AUFGABEN>
(1) Fassen Sie die Meldungen zu Mietrechtsurteilen in genau zwei Sätzen zusammen.
(2) Schreiben Sie die Meldungen zu Mietrechtsurteilen im gleichen Stil weiter.

TEXTAUSZUG>
»»

Der Tagesspiegel : URTEILE

Dicke Luft beim Nachbarn

Mieter haben nicht das Recht, ihre Miete zu mindern, wenn im selben Haus ein anderer Mieter stark raucht und dadurch den über ihm wohnenden Mieter zur Weißglut treibt. Hier vom Landgericht Berlin entschieden, das die Ansicht vertrat, dass Rauchen grundsätzlich erlaubt und deshalb „zur vertragsgemäßen Nutzung“ der gemieteten Räume gehöre. Dass die Nachbarn insbesondere beim Lüften durch aufsteigende Gerüche belästigt würden, brauche den Raucher nicht zu stören. (Aktenzeichen: 63 S 470/08)

Streit mit dem Vermieter

Grundsätzlich sind Vermieter zum Schadenersatz verpflichtet, wenn eine von ihnen vermietete Wohnung nicht rechtzeitig vom Vormieter geräumt wird. Einem Mieter wurden 500 Euro Schadenersatz zugesprochen, weil er für die Wohnung eine Maklercourtage zu zahlen hatte, die er vom Hauseigentümer zurückverlangte, nachdem er die Wohnung nicht wie vorgesehen beziehen konnte. Der Vermieter sei alleiniger Vertragspartner des Mieters, so urteilte das Amtsgericht Frankfurt am Main. (Aktenzeichen: 33 C 457/09)

««

BEREITGESTELLTE DATENSÄTZE>

»»

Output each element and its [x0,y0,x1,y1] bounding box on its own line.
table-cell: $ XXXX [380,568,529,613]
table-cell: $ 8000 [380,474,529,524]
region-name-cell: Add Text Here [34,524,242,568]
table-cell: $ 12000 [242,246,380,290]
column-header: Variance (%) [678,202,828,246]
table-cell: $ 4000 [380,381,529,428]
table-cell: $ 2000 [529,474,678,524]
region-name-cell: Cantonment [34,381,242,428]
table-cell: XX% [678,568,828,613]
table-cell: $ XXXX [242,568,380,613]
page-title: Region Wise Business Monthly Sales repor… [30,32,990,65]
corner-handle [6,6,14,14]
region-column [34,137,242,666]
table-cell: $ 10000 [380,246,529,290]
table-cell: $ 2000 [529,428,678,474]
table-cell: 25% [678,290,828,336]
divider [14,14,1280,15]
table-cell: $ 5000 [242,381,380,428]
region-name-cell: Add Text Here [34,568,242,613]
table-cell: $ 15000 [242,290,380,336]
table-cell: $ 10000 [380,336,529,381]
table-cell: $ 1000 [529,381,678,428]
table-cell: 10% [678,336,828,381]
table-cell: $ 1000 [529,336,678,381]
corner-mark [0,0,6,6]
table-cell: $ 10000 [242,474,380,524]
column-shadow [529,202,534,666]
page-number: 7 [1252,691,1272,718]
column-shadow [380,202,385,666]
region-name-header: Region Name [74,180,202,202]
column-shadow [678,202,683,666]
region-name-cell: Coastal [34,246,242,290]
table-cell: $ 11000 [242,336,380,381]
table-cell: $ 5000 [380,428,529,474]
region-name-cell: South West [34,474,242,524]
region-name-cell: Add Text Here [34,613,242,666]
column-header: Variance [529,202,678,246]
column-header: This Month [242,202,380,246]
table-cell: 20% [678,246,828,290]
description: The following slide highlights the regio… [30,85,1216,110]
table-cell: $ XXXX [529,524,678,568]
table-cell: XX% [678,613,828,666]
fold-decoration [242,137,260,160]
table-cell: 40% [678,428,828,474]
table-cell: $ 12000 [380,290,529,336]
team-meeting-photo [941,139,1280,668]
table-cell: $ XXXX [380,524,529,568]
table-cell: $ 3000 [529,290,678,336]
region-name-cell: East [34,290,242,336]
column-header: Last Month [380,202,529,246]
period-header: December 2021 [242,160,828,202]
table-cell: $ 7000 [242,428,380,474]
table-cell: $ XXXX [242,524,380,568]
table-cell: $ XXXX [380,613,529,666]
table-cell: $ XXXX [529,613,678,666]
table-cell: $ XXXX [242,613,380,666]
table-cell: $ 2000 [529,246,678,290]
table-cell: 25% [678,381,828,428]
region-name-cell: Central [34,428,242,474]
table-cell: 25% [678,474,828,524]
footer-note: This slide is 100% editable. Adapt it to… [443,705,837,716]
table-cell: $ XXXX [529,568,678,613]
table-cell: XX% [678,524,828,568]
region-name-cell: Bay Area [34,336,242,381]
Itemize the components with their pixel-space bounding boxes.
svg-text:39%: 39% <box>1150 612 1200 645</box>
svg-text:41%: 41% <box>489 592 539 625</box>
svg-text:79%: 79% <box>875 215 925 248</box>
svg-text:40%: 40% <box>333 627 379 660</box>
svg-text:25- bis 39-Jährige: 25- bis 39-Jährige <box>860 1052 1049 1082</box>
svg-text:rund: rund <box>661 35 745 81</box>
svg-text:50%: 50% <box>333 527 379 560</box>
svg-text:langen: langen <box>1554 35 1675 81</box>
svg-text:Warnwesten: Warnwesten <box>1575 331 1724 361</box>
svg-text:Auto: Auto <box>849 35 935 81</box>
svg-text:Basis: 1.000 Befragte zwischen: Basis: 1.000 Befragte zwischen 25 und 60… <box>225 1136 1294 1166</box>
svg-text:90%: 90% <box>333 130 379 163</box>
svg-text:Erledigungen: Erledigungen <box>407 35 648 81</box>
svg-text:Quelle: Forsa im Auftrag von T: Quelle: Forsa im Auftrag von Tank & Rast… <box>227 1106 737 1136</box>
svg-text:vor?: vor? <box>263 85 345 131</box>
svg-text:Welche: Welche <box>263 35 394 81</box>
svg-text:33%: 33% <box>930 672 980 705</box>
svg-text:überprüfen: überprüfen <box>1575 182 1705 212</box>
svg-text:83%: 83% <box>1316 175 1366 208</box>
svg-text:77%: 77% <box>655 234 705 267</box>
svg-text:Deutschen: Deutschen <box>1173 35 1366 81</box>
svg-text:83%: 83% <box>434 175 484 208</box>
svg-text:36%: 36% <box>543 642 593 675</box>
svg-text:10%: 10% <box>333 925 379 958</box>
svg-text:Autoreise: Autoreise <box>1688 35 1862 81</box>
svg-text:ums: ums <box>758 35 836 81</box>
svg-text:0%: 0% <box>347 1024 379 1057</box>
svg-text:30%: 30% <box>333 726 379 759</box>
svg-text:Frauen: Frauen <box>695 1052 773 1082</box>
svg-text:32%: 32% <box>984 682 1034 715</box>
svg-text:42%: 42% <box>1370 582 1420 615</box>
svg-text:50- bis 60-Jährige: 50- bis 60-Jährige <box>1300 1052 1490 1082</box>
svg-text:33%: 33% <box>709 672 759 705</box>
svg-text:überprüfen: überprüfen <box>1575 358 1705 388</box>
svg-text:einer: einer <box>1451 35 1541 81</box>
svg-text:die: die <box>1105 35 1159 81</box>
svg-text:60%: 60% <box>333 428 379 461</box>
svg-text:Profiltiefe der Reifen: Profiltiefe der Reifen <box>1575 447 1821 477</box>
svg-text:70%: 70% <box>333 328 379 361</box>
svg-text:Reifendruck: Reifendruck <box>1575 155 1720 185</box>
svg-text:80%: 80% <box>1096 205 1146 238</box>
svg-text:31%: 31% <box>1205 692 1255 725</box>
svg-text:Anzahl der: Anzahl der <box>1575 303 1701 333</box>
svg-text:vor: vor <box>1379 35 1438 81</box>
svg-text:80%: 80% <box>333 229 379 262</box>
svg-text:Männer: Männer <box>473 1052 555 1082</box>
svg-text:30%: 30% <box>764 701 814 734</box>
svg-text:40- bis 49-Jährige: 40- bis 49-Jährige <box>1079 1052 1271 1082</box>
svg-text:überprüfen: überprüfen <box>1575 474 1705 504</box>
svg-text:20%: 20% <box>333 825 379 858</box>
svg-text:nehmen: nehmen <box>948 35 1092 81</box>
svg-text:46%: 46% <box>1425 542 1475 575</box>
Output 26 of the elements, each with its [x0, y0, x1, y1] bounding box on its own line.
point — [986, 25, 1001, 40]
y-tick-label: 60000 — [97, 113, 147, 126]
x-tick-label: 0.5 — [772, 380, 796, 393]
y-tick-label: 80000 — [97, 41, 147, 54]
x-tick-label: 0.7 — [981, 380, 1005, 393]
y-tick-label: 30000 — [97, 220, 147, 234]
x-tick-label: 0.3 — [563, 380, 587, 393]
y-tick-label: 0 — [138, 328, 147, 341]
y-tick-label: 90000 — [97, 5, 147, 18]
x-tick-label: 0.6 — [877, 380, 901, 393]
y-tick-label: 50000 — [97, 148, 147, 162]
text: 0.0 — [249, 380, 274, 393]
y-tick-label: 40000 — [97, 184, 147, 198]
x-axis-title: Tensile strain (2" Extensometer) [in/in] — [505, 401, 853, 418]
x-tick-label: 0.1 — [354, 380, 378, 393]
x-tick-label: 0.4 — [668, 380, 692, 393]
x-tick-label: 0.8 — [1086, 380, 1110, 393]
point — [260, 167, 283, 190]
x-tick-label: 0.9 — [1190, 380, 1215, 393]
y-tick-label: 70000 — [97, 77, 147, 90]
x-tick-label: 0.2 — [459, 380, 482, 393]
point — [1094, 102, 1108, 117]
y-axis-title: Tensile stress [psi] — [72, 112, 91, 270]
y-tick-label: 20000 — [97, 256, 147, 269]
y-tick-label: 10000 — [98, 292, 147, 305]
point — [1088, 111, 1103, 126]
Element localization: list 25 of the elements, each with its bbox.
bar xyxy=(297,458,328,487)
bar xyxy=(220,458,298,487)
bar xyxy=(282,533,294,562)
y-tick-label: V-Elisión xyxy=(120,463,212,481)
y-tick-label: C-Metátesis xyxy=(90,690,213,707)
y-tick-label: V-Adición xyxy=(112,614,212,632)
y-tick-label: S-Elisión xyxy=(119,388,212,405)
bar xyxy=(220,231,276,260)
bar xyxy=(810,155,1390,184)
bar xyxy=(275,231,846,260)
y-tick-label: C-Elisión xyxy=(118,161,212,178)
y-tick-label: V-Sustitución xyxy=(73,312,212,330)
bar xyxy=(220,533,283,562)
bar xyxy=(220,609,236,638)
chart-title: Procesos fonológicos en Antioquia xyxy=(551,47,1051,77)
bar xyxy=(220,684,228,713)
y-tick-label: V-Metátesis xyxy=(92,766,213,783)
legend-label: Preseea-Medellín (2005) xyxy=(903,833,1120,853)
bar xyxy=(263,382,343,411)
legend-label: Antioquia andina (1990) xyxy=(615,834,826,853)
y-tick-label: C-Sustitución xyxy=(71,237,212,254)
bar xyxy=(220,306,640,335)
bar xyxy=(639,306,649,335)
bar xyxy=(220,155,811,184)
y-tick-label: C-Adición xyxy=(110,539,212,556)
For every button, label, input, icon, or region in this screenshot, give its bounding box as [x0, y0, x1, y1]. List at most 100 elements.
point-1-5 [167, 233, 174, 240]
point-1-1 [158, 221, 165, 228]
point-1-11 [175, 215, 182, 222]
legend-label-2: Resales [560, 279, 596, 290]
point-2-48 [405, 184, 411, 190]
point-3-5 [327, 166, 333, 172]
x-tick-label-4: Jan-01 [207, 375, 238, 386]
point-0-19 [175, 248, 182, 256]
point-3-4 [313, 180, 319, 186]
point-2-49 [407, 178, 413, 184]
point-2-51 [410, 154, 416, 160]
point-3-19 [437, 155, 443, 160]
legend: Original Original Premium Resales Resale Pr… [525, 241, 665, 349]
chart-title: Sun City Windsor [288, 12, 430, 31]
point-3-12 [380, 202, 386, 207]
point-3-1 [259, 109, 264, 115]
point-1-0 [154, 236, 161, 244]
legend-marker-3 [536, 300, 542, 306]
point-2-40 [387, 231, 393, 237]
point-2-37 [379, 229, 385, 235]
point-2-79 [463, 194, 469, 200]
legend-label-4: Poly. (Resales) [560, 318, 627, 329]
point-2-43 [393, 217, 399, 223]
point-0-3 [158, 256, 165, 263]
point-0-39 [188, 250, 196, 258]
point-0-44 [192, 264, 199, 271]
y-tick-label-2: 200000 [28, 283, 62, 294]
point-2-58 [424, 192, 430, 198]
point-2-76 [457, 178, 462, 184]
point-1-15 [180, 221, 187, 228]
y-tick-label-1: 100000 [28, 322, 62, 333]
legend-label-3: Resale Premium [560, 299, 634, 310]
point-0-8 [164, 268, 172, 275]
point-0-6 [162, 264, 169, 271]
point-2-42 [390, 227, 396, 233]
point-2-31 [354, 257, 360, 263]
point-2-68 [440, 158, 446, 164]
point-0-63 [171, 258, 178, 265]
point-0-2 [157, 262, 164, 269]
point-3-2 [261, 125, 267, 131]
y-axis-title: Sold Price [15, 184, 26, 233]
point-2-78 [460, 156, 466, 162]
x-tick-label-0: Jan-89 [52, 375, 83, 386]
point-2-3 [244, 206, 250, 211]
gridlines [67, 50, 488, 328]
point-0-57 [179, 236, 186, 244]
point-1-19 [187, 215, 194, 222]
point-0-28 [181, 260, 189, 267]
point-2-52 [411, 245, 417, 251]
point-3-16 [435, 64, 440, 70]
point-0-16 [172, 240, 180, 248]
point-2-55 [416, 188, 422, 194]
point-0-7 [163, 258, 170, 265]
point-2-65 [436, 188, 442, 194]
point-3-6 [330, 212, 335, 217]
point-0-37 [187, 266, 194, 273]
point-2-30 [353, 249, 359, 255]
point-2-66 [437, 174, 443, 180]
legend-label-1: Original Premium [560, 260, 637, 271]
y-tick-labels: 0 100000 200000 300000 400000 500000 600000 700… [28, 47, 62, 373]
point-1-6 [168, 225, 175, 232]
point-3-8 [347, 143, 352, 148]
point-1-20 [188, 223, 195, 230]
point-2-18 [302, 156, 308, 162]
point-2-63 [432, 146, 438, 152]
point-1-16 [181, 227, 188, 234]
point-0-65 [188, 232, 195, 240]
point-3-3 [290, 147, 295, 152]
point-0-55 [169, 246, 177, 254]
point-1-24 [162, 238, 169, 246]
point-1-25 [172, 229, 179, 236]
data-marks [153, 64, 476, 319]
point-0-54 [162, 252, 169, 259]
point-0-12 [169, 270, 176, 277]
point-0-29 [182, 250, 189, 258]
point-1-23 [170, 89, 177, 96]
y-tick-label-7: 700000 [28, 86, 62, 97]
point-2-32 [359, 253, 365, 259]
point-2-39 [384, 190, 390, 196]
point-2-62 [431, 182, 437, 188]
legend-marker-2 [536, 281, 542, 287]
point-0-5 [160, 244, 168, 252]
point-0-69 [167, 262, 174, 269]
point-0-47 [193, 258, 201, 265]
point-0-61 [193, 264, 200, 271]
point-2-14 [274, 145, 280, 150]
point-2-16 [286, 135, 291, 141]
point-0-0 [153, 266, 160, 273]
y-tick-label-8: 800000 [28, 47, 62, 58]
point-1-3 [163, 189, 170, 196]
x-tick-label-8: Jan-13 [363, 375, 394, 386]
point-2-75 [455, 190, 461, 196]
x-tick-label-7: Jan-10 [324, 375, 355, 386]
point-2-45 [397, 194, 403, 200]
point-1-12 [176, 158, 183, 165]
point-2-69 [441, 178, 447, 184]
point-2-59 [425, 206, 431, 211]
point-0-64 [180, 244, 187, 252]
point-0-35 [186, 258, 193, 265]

««

LÖSUNGEN>
(1) Das Landgericht Berlin entschied, dass Mieter ihre Miete nicht mindern dürfen, wenn ein anderer Mieter im selben Haus stark raucht, da Rauchen grundsätzlich erlaubt sei und zur vertragsgemäßen Nutzung der Räume gehöre. Das Amtsgericht Frankfurt am Main sprach einem Mieter, der die Wohnung nicht wie vorgesehen beziehen konnte, 500 Euro Schadenersatz für eine gezahlte Maklercourtage zu, weil der Vermieter alleiniger Vertragspartner des Mieters sei.

(2)
Ärger mit dem Vollzieher

Wird ein Gerichtsvollzieher durch einen richterlichen Beschluss angewiesen, die Wohn- und Geschäftsräume eines Schuldners nach „verfahrensrelevanten Unterlagen“ zu durchsuchen, so haben dessen Mitbewohner die Durchsuchung zu akzeptieren. Bei dem Einsatz des Vollziehers habe es sich um eine „zulässige Hilfstätigkeit“ des Gerichts gehandelt. (Bundesgerichtshof, Aktenzeichen: IX ZB 41/07)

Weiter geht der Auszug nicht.